DOCUMENT PASSAGE
################

Inserting a composite key gives: "Meteor does not currently support objects other than objectid as ids"

Read from here that the best way to do composite keys is by:

var key = {_id:{a:1, b:1}};
db.someCollection.insert(key);

However, this throws the following error:
Error: Meteor requires document _id fields to be non-empty strings or ObjectIDs

Is this unsupported in meteor? I don’t understand why it would require support? Isn’t this just a mongo feature that you can use json objects as ObjectIds?

Should I just be letting mongo create a _id and I just index my a and b fields as a compound index instead?

It might have to do with limitations of minimongo. Minimongo only supports an index on the _id field and it is possible that they don’t support anything other than simple ObjectIds.

The easy solution, as you mentioned is to simply create a new index. You can make it unique, so it is basically the same thing as _id.

I read about minimongo limitations but it shouldn’t apply as I’m doing a Meteor.call and playing around with it on the serverside (forgot to mention this was a server call).

################

INPUT DATA
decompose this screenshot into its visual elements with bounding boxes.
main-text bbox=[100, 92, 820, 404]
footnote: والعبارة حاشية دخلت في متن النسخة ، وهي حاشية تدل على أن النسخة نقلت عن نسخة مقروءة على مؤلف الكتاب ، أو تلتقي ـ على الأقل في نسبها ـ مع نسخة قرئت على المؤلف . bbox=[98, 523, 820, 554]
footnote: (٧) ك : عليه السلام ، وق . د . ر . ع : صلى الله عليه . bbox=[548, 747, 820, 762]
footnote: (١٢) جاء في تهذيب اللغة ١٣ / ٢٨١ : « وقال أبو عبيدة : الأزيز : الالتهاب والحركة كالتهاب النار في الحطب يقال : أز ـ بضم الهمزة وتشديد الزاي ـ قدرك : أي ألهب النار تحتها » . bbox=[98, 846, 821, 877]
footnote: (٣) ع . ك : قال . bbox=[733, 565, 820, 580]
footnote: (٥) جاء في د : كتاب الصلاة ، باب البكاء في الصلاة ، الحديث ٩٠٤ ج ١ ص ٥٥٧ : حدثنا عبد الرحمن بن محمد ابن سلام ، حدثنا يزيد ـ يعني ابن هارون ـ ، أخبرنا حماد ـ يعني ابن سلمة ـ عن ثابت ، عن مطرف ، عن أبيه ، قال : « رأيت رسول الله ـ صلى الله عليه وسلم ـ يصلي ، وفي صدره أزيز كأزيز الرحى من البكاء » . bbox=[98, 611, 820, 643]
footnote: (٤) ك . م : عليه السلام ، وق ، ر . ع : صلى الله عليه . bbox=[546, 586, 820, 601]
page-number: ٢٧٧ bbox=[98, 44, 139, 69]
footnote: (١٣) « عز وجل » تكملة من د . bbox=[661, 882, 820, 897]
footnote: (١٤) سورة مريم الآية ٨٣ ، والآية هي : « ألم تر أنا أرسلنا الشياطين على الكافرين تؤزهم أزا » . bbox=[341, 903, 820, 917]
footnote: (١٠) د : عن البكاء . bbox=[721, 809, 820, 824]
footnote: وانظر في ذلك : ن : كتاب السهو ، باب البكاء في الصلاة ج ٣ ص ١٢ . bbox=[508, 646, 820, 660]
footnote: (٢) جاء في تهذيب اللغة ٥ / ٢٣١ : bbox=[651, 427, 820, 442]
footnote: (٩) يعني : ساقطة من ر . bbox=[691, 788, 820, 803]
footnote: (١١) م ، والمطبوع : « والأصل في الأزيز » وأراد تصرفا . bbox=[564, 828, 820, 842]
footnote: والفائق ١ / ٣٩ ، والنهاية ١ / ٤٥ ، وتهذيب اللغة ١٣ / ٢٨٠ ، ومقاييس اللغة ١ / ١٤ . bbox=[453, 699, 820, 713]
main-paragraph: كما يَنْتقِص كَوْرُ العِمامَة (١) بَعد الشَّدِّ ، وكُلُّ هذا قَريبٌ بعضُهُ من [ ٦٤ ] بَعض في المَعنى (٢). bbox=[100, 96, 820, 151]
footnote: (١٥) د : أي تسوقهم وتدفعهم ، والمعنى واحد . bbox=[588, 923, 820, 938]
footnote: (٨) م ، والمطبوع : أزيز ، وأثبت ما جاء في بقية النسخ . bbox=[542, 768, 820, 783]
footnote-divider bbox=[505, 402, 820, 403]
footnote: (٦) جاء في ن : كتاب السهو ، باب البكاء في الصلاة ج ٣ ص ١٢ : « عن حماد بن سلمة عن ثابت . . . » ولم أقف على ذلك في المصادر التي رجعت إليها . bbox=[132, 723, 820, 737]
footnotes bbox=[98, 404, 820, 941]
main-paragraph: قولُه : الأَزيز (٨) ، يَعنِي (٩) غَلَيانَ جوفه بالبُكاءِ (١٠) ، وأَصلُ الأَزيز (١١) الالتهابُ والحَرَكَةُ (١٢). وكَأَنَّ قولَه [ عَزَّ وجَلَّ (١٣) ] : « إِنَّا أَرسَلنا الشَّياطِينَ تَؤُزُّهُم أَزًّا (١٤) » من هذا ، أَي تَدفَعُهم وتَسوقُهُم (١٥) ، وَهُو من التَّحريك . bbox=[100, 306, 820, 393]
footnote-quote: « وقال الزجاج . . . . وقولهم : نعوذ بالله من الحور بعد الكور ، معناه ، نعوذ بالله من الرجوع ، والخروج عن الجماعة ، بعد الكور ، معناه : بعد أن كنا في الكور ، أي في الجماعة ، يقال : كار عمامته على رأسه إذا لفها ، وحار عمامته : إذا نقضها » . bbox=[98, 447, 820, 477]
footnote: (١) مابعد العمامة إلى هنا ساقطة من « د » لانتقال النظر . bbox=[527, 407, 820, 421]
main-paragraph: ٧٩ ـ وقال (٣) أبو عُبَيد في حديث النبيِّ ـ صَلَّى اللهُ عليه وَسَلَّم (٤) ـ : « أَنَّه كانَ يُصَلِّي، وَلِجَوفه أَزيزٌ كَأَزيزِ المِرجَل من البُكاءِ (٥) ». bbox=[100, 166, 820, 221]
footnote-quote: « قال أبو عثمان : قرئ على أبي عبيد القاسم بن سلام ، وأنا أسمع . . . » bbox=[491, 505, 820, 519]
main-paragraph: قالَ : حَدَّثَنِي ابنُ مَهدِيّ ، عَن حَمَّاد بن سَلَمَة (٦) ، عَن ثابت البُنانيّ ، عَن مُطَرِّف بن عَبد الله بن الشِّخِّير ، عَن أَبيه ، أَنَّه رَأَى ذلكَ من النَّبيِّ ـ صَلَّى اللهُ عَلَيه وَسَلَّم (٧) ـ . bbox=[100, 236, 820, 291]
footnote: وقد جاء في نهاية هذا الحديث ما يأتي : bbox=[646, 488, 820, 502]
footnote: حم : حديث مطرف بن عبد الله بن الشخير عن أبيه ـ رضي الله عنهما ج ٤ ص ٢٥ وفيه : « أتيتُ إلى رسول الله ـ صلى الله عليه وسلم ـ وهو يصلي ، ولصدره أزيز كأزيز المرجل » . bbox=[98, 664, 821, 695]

################

TASKS TO PERFORM
[1] Decide whether each statement agrees with the thread about Meteor composite keys. For each, answer yes or no and quote the words of the thread that decide it. (a) The error says Meteor requires _id fields to be non-empty strings or ObjectIDs. (b) Minimongo supports indexes on any field. (c) The person who asked the question was working on the client side.
[2] Set down, word for word, the stretch of the thread about Meteor composite keys from "However, this throws" through "than simple ObjectIds.".

ANSWERS GIVEN
[1]
(a) Yes: "Meteor requires document _id fields to be non-empty strings or ObjectIDs"
(b) No: "Minimongo only supports an index on the _id field"
(c) No: "I’m doing a Meteor.call and playing around with it on the serverside"

[2]
However, this throws the following error:
Error: Meteor requires document _id fields to be non-empty strings or ObjectIDs

Is this unsupported in meteor? I don’t understand why it would require support? Isn’t this just a mongo feature that you can use json objects as ObjectIds?

Should I just be letting mongo create a _id and I just index my a and b fields as a compound index instead?

It might have to do with limitations of minimongo. Minimongo only supports an index on the _id field and it is possible that they don’t support anything other than simple ObjectIds.